• [Task data]:
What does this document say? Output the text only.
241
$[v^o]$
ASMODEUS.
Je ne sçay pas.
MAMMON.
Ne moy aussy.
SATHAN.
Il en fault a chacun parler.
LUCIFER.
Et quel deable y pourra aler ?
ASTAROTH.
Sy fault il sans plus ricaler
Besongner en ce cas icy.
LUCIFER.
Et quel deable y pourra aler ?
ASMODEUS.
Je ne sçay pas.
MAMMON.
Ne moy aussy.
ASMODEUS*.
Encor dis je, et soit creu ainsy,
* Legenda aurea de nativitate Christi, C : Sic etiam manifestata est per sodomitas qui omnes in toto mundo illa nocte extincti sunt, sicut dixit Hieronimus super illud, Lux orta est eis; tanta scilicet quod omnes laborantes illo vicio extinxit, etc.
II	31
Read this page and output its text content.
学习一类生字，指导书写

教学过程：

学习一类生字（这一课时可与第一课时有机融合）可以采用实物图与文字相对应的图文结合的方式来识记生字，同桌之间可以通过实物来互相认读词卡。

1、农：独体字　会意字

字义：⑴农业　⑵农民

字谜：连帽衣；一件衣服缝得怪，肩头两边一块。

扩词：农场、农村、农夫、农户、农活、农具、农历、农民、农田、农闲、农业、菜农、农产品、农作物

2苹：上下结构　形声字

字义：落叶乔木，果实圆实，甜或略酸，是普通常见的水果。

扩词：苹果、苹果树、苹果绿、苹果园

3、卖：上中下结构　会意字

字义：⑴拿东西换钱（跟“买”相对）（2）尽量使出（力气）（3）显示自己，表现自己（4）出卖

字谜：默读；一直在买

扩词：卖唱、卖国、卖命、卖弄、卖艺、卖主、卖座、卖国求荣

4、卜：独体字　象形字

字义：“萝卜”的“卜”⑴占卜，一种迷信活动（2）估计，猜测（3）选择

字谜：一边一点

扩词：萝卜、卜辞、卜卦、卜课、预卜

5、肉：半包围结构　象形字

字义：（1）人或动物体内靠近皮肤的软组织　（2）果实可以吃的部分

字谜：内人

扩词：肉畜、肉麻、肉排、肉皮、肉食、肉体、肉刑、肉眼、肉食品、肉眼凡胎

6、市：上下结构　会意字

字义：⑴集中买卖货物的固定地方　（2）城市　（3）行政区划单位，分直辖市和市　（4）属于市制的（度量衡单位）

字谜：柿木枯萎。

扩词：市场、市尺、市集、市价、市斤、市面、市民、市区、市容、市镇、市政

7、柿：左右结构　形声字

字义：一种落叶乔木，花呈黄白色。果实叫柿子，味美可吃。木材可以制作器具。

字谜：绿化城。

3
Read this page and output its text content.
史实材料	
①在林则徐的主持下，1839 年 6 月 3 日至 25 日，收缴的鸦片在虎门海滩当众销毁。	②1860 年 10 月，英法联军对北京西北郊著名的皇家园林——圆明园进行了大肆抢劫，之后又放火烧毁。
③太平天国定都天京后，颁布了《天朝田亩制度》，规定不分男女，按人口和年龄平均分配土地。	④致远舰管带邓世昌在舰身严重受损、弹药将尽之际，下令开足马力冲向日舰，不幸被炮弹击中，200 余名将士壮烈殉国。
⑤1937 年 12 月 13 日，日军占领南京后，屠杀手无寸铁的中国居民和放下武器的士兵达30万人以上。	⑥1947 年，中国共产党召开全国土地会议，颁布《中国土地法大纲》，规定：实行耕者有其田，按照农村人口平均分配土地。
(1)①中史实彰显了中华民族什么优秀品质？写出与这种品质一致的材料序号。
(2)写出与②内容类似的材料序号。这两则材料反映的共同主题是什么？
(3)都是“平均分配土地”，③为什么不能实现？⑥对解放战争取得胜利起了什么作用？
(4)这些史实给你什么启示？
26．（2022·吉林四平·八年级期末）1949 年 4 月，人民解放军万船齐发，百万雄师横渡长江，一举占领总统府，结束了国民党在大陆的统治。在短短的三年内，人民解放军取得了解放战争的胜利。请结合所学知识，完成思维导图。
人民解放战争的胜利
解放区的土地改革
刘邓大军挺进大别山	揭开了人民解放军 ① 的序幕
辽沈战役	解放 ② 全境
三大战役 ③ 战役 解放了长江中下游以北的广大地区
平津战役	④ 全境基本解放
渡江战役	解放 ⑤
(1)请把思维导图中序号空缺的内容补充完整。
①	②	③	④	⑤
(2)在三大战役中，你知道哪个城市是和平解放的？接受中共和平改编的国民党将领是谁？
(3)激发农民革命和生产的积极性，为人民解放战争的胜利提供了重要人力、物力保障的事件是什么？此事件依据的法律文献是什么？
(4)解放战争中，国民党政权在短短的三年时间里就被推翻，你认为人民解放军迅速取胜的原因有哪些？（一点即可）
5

• [What the task requires]:
Across the records above, count the lines holding "fault" and reply with that number alone.

• [Result]:
2